--- start of Input data ---
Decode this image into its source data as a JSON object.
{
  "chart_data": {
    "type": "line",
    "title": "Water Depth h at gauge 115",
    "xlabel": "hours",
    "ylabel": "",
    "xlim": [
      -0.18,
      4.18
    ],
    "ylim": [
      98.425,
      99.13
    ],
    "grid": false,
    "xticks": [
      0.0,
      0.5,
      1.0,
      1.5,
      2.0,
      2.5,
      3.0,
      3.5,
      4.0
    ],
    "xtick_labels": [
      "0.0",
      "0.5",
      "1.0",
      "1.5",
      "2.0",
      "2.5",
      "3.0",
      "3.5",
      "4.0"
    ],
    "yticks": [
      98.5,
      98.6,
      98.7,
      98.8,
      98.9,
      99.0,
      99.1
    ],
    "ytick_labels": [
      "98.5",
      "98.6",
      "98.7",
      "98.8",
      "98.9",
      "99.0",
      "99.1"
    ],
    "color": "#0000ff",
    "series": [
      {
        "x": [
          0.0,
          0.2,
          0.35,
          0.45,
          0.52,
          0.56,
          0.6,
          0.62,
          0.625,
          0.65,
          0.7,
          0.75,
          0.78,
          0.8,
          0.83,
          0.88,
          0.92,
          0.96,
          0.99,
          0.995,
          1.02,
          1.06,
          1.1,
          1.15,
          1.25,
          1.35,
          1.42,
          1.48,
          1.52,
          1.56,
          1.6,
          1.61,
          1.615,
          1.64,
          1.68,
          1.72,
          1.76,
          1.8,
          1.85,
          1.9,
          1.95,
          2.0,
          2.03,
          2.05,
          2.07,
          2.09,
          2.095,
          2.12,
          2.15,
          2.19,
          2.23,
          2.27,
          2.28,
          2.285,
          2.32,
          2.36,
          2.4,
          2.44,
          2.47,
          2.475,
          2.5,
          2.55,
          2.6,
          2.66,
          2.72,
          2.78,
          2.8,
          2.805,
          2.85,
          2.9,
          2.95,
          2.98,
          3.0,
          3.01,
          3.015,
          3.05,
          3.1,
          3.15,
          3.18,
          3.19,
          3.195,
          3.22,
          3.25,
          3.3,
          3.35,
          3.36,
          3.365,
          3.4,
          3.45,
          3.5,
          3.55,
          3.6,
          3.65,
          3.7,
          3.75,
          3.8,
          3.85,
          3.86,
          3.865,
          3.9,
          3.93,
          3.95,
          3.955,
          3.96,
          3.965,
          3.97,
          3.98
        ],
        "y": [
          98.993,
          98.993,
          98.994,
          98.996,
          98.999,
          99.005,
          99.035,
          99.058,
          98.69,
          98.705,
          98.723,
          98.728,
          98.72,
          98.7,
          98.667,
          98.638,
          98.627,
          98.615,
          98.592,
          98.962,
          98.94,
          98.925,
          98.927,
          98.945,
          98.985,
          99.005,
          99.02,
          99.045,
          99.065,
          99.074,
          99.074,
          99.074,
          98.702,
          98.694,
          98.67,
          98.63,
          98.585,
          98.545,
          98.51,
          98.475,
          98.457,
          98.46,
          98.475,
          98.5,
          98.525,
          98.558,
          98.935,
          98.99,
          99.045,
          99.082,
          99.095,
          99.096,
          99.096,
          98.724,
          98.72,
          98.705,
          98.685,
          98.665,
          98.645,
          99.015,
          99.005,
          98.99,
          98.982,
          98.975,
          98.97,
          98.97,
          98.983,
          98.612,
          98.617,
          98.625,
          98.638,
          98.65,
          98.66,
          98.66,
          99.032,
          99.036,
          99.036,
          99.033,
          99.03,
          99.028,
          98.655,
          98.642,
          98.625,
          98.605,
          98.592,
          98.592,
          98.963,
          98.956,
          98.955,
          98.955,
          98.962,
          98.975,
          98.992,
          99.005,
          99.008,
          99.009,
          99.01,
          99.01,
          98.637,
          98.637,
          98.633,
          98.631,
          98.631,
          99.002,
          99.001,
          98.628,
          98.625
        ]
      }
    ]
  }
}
--- end of Input data ---
[What to do]: Reproduce each record shown above without altering a single word.

[Answer to the task]:
Decode this image into its source data as a JSON object.
{
  "chart_data": {
    "type": "line",
    "title": "Water Depth h at gauge 115",
    "xlabel": "hours",
    "ylabel": "",
    "xlim": [
      -0.18,
      4.18
    ],
    "ylim": [
      98.425,
      99.13
    ],
    "grid": false,
    "xticks": [
      0.0,
      0.5,
      1.0,
      1.5,
      2.0,
      2.5,
      3.0,
      3.5,
      4.0
    ],
    "xtick_labels": [
      "0.0",
      "0.5",
      "1.0",
      "1.5",
      "2.0",
      "2.5",
      "3.0",
      "3.5",
      "4.0"
    ],
    "yticks": [
      98.5,
      98.6,
      98.7,
      98.8,
      98.9,
      99.0,
      99.1
    ],
    "ytick_labels": [
      "98.5",
      "98.6",
      "98.7",
      "98.8",
      "98.9",
      "99.0",
      "99.1"
    ],
    "color": "#0000ff",
    "series": [
      {
        "x": [
          0.0,
          0.2,
          0.35,
          0.45,
          0.52,
          0.56,
          0.6,
          0.62,
          0.625,
          0.65,
          0.7,
          0.75,
          0.78,
          0.8,
          0.83,
          0.88,
          0.92,
          0.96,
          0.99,
          0.995,
          1.02,
          1.06,
          1.1,
          1.15,
          1.25,
          1.35,
          1.42,
          1.48,
          1.52,
          1.56,
          1.6,
          1.61,
          1.615,
          1.64,
          1.68,
          1.72,
          1.76,
          1.8,
          1.85,
          1.9,
          1.95,
          2.0,
          2.03,
          2.05,
          2.07,
          2.09,
          2.095,
          2.12,
          2.15,
          2.19,
          2.23,
          2.27,
          2.28,
          2.285,
          2.32,
          2.36,
          2.4,
          2.44,
          2.47,
          2.475,
          2.5,
          2.55,
          2.6,
          2.66,
          2.72,
          2.78,
          2.8,
          2.805,
          2.85,
          2.9,
          2.95,
          2.98,
          3.0,
          3.01,
          3.015,
          3.05,
          3.1,
          3.15,
          3.18,
          3.19,
          3.195,
          3.22,
          3.25,
          3.3,
          3.35,
          3.36,
          3.365,
          3.4,
          3.45,
          3.5,
          3.55,
          3.6,
          3.65,
          3.7,
          3.75,
          3.8,
          3.85,
          3.86,
          3.865,
          3.9,
          3.93,
          3.95,
          3.955,
          3.96,
          3.965,
          3.97,
          3.98
        ],
        "y": [
          98.993,
          98.993,
          98.994,
          98.996,
          98.999,
          99.005,
          99.035,
          99.058,
          98.69,
          98.705,
          98.723,
          98.728,
          98.72,
          98.7,
          98.667,
          98.638,
          98.627,
          98.615,
          98.592,
          98.962,
          98.94,
          98.925,
          98.927,
          98.945,
          98.985,
          99.005,
          99.02,
          99.045,
          99.065,
          99.074,
          99.074,
          99.074,
          98.702,
          98.694,
          98.67,
          98.63,
          98.585,
          98.545,
          98.51,
          98.475,
          98.457,
          98.46,
          98.475,
          98.5,
          98.525,
          98.558,
          98.935,
          98.99,
          99.045,
          99.082,
          99.095,
          99.096,
          99.096,
          98.724,
          98.72,
          98.705,
          98.685,
          98.665,
          98.645,
          99.015,
          99.005,
          98.99,
          98.982,
          98.975,
          98.97,
          98.97,
          98.983,
          98.612,
          98.617,
          98.625,
          98.638,
          98.65,
          98.66,
          98.66,
          99.032,
          99.036,
          99.036,
          99.033,
          99.03,
          99.028,
          98.655,
          98.642,
          98.625,
          98.605,
          98.592,
          98.592,
          98.963,
          98.956,
          98.955,
          98.955,
          98.962,
          98.975,
          98.992,
          99.005,
          99.008,
          99.009,
          99.01,
          99.01,
          98.637,
          98.637,
          98.633,
          98.631,
          98.631,
          99.002,
          99.001,
          98.628,
          98.625
        ]
      }
    ]
  }
}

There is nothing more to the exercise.